DATA FOR THIS TASK start

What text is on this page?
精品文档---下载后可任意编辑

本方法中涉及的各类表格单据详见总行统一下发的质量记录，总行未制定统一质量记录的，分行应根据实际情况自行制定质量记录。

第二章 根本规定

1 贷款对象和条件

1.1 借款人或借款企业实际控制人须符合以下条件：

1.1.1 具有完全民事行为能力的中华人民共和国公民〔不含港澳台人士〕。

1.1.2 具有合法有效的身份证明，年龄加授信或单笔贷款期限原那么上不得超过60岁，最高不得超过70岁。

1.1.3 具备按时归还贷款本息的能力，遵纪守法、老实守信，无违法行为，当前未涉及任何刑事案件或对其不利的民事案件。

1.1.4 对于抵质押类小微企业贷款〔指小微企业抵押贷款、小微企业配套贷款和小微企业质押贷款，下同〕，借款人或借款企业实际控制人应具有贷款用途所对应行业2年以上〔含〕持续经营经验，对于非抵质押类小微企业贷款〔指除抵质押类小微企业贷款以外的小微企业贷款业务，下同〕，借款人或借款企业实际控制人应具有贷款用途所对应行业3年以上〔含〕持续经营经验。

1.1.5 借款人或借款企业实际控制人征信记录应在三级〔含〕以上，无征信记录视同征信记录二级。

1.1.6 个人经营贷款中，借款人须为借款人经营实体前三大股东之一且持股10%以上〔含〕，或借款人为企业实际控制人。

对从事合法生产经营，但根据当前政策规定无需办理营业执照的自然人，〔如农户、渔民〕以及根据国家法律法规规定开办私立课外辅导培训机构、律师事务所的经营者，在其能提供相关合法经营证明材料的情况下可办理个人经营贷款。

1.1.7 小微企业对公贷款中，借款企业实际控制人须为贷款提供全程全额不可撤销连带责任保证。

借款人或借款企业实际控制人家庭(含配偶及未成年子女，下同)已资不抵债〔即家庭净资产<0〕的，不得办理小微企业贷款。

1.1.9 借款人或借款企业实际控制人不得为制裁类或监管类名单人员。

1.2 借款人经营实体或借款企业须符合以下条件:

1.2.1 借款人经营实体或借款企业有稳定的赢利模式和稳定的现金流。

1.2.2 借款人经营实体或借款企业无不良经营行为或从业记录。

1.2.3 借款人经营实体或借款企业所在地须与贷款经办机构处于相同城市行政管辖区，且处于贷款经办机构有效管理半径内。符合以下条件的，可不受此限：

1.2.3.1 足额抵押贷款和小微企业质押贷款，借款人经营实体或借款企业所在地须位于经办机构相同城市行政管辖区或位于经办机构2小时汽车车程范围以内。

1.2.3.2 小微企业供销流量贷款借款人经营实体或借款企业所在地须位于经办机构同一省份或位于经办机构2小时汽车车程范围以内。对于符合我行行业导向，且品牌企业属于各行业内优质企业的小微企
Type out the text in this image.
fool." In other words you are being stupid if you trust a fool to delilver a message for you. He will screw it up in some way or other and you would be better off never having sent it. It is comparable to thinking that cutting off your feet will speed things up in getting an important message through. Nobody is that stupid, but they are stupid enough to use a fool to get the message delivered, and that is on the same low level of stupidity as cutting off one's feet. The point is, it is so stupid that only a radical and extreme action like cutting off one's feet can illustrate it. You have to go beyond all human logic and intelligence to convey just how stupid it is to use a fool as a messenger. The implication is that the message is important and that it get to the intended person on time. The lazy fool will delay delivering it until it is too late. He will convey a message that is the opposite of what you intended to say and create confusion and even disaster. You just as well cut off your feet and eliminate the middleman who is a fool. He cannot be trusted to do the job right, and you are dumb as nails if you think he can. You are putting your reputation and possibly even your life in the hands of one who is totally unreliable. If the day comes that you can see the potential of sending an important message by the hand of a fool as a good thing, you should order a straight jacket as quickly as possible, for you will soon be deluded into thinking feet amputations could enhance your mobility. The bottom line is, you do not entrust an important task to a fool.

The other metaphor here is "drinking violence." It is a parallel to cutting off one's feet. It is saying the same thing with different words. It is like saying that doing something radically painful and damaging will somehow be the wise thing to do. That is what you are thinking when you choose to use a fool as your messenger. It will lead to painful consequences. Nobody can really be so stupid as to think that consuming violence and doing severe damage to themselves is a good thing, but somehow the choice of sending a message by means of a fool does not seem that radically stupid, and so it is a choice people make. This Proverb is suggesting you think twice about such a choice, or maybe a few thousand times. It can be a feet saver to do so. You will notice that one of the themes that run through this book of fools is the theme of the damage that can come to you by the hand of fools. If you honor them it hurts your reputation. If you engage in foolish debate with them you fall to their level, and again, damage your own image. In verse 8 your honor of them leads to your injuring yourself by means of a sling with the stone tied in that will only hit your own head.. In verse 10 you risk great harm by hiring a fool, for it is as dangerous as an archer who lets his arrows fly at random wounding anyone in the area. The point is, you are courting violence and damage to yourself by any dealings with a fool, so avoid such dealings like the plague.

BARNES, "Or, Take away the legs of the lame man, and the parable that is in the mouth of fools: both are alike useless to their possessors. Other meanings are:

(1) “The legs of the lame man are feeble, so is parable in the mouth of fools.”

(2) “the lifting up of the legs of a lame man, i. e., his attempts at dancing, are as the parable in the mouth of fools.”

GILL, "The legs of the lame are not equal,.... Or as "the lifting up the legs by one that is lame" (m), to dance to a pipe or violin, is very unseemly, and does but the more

DATA FOR THIS TASK end

* [WHAT TO PRODUCE] Find every line in the records that contains the word "lifting"; copy those lines.

* [TASK OUTPUT]
(2) “the lifting up of the legs of a lame man, i. e., his attempts at dancing, are as the parable in the mouth of fools.”
GILL, "The legs of the lame are not equal,.... Or as "the lifting up the legs by one that is lame" (m), to dance to a pipe or violin, is very unseemly, and does but the more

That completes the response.